> [Exercise task] Each entry below should be reproduced character for character.

> [Data section]
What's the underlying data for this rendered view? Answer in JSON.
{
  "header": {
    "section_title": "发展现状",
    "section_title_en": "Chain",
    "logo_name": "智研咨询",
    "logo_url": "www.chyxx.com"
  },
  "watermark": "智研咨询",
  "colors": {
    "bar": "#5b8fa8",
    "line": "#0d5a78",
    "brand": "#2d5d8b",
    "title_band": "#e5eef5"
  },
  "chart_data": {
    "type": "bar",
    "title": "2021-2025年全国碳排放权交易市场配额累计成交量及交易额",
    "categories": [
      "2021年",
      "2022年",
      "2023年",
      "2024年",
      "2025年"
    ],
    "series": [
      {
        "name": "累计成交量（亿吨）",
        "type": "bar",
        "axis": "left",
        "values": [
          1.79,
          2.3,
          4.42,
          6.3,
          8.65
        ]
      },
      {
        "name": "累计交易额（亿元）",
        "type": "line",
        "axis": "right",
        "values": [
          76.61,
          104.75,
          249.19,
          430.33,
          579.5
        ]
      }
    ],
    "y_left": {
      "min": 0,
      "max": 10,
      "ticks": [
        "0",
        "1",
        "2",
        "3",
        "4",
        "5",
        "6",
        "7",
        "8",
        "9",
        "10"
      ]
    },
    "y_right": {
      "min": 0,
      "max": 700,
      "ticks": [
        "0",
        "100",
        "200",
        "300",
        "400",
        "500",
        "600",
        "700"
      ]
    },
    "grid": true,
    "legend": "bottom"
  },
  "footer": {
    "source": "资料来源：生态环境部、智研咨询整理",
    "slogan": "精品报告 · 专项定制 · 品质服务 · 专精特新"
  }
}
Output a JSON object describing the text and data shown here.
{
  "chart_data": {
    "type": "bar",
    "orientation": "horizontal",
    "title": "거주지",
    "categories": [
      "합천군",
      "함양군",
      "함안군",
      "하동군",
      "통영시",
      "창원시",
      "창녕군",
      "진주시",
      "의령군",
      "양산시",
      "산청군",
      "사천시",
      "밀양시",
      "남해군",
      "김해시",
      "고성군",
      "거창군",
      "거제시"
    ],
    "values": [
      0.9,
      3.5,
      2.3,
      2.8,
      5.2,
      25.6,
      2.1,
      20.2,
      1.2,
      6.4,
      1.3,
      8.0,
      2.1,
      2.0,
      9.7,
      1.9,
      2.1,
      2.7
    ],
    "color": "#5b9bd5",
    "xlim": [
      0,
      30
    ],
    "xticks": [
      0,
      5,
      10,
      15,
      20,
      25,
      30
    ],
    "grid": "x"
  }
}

> [Full output]
What's the underlying data for this rendered view? Answer in JSON.
{
  "header": {
    "section_title": "发展现状",
    "section_title_en": "Chain",
    "logo_name": "智研咨询",
    "logo_url": "www.chyxx.com"
  },
  "watermark": "智研咨询",
  "colors": {
    "bar": "#5b8fa8",
    "line": "#0d5a78",
    "brand": "#2d5d8b",
    "title_band": "#e5eef5"
  },
  "chart_data": {
    "type": "bar",
    "title": "2021-2025年全国碳排放权交易市场配额累计成交量及交易额",
    "categories": [
      "2021年",
      "2022年",
      "2023年",
      "2024年",
      "2025年"
    ],
    "series": [
      {
        "name": "累计成交量（亿吨）",
        "type": "bar",
        "axis": "left",
        "values": [
          1.79,
          2.3,
          4.42,
          6.3,
          8.65
        ]
      },
      {
        "name": "累计交易额（亿元）",
        "type": "line",
        "axis": "right",
        "values": [
          76.61,
          104.75,
          249.19,
          430.33,
          579.5
        ]
      }
    ],
    "y_left": {
      "min": 0,
      "max": 10,
      "ticks": [
        "0",
        "1",
        "2",
        "3",
        "4",
        "5",
        "6",
        "7",
        "8",
        "9",
        "10"
      ]
    },
    "y_right": {
      "min": 0,
      "max": 700,
      "ticks": [
        "0",
        "100",
        "200",
        "300",
        "400",
        "500",
        "600",
        "700"
      ]
    },
    "grid": true,
    "legend": "bottom"
  },
  "footer": {
    "source": "资料来源：生态环境部、智研咨询整理",
    "slogan": "精品报告 · 专项定制 · 品质服务 · 专精特新"
  }
}
Output a JSON object describing the text and data shown here.
{
  "chart_data": {
    "type": "bar",
    "orientation": "horizontal",
    "title": "거주지",
    "categories": [
      "합천군",
      "함양군",
      "함안군",
      "하동군",
      "통영시",
      "창원시",
      "창녕군",
      "진주시",
      "의령군",
      "양산시",
      "산청군",
      "사천시",
      "밀양시",
      "남해군",
      "김해시",
      "고성군",
      "거창군",
      "거제시"
    ],
    "values": [
      0.9,
      3.5,
      2.3,
      2.8,
      5.2,
      25.6,
      2.1,
      20.2,
      1.2,
      6.4,
      1.3,
      8.0,
      2.1,
      2.0,
      9.7,
      1.9,
      2.1,
      2.7
    ],
    "color": "#5b9bd5",
    "xlim": [
      0,
      30
    ],
    "xticks": [
      0,
      5,
      10,
      15,
      20,
      25,
      30
    ],
    "grid": "x"
  }
}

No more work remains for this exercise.